##### Given data

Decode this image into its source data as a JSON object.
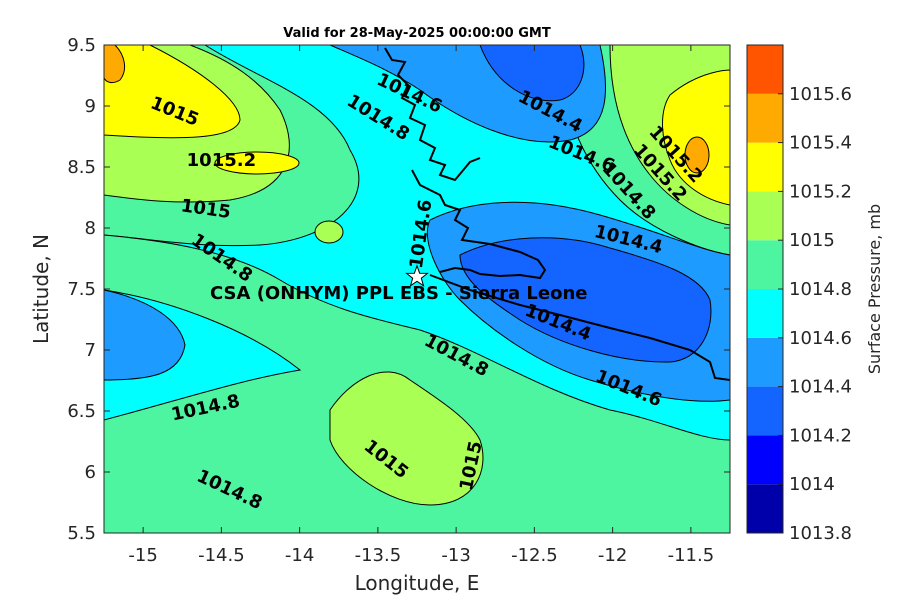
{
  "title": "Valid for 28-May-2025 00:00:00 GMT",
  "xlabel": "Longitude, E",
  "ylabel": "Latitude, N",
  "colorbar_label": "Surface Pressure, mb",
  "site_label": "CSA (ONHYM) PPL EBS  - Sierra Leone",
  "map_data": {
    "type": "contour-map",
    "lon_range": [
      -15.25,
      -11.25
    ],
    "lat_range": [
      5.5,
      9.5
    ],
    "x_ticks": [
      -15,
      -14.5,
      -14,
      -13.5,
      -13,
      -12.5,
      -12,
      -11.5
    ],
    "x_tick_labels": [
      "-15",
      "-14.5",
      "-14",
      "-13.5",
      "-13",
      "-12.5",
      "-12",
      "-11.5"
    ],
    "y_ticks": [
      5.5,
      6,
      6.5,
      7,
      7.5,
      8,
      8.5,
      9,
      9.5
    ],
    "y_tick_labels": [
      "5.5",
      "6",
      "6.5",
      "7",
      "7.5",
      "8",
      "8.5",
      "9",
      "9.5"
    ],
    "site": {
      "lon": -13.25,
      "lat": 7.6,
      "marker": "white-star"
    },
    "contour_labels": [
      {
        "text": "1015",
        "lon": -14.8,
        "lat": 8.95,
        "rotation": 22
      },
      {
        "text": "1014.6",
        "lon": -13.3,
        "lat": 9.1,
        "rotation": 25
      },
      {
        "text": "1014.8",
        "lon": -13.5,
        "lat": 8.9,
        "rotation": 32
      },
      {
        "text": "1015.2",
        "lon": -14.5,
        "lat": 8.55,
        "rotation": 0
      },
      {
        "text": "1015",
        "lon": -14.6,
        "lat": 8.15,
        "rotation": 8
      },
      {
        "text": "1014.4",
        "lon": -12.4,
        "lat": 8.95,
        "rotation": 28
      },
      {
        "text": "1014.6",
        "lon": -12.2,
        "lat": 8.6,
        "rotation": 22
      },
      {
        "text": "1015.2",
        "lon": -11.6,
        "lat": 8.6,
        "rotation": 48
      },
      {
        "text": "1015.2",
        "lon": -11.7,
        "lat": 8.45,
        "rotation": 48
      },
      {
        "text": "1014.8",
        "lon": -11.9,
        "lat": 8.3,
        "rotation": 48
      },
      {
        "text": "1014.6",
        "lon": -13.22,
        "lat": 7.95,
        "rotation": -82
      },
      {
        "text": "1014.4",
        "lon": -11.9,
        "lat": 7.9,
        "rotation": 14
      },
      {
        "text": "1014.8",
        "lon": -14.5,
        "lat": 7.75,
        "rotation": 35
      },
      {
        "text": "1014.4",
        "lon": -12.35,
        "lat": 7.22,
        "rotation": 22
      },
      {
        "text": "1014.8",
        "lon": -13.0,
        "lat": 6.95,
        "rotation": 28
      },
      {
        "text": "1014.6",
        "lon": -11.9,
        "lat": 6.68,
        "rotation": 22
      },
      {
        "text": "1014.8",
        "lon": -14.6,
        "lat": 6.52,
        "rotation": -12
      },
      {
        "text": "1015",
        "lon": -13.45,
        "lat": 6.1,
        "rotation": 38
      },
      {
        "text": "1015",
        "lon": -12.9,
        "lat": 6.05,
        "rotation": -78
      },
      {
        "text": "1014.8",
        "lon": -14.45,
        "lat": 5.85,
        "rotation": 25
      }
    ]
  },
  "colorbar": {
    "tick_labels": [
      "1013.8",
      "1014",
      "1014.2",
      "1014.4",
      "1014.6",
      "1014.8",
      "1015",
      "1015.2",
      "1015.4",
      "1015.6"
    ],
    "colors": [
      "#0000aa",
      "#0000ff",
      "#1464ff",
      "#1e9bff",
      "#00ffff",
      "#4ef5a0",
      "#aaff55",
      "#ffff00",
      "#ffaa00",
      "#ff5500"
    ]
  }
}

##########

Instruction:
Restate each entry word for word, leaving out any pictures.

Answer to this problem:
Decode this image into its source data as a JSON object.
{
  "title": "Valid for 28-May-2025 00:00:00 GMT",
  "xlabel": "Longitude, E",
  "ylabel": "Latitude, N",
  "colorbar_label": "Surface Pressure, mb",
  "site_label": "CSA (ONHYM) PPL EBS  - Sierra Leone",
  "map_data": {
    "type": "contour-map",
    "lon_range": [
      -15.25,
      -11.25
    ],
    "lat_range": [
      5.5,
      9.5
    ],
    "x_ticks": [
      -15,
      -14.5,
      -14,
      -13.5,
      -13,
      -12.5,
      -12,
      -11.5
    ],
    "x_tick_labels": [
      "-15",
      "-14.5",
      "-14",
      "-13.5",
      "-13",
      "-12.5",
      "-12",
      "-11.5"
    ],
    "y_ticks": [
      5.5,
      6,
      6.5,
      7,
      7.5,
      8,
      8.5,
      9,
      9.5
    ],
    "y_tick_labels": [
      "5.5",
      "6",
      "6.5",
      "7",
      "7.5",
      "8",
      "8.5",
      "9",
      "9.5"
    ],
    "site": {
      "lon": -13.25,
      "lat": 7.6,
      "marker": "white-star"
    },
    "contour_labels": [
      {
        "text": "1015",
        "lon": -14.8,
        "lat": 8.95,
        "rotation": 22
      },
      {
        "text": "1014.6",
        "lon": -13.3,
        "lat": 9.1,
        "rotation": 25
      },
      {
        "text": "1014.8",
        "lon": -13.5,
        "lat": 8.9,
        "rotation": 32
      },
      {
        "text": "1015.2",
        "lon": -14.5,
        "lat": 8.55,
        "rotation": 0
      },
      {
        "text": "1015",
        "lon": -14.6,
        "lat": 8.15,
        "rotation": 8
      },
      {
        "text": "1014.4",
        "lon": -12.4,
        "lat": 8.95,
        "rotation": 28
      },
      {
        "text": "1014.6",
        "lon": -12.2,
        "lat": 8.6,
        "rotation": 22
      },
      {
        "text": "1015.2",
        "lon": -11.6,
        "lat": 8.6,
        "rotation": 48
      },
      {
        "text": "1015.2",
        "lon": -11.7,
        "lat": 8.45,
        "rotation": 48
      },
      {
        "text": "1014.8",
        "lon": -11.9,
        "lat": 8.3,
        "rotation": 48
      },
      {
        "text": "1014.6",
        "lon": -13.22,
        "lat": 7.95,
        "rotation": -82
      },
      {
        "text": "1014.4",
        "lon": -11.9,
        "lat": 7.9,
        "rotation": 14
      },
      {
        "text": "1014.8",
        "lon": -14.5,
        "lat": 7.75,
        "rotation": 35
      },
      {
        "text": "1014.4",
        "lon": -12.35,
        "lat": 7.22,
        "rotation": 22
      },
      {
        "text": "1014.8",
        "lon": -13.0,
        "lat": 6.95,
        "rotation": 28
      },
      {
        "text": "1014.6",
        "lon": -11.9,
        "lat": 6.68,
        "rotation": 22
      },
      {
        "text": "1014.8",
        "lon": -14.6,
        "lat": 6.52,
        "rotation": -12
      },
      {
        "text": "1015",
        "lon": -13.45,
        "lat": 6.1,
        "rotation": 38
      },
      {
        "text": "1015",
        "lon": -12.9,
        "lat": 6.05,
        "rotation": -78
      },
      {
        "text": "1014.8",
        "lon": -14.45,
        "lat": 5.85,
        "rotation": 25
      }
    ]
  },
  "colorbar": {
    "tick_labels": [
      "1013.8",
      "1014",
      "1014.2",
      "1014.4",
      "1014.6",
      "1014.8",
      "1015",
      "1015.2",
      "1015.4",
      "1015.6"
    ],
    "colors": [
      "#0000aa",
      "#0000ff",
      "#1464ff",
      "#1e9bff",
      "#00ffff",
      "#4ef5a0",
      "#aaff55",
      "#ffff00",
      "#ffaa00",
      "#ff5500"
    ]
  }
}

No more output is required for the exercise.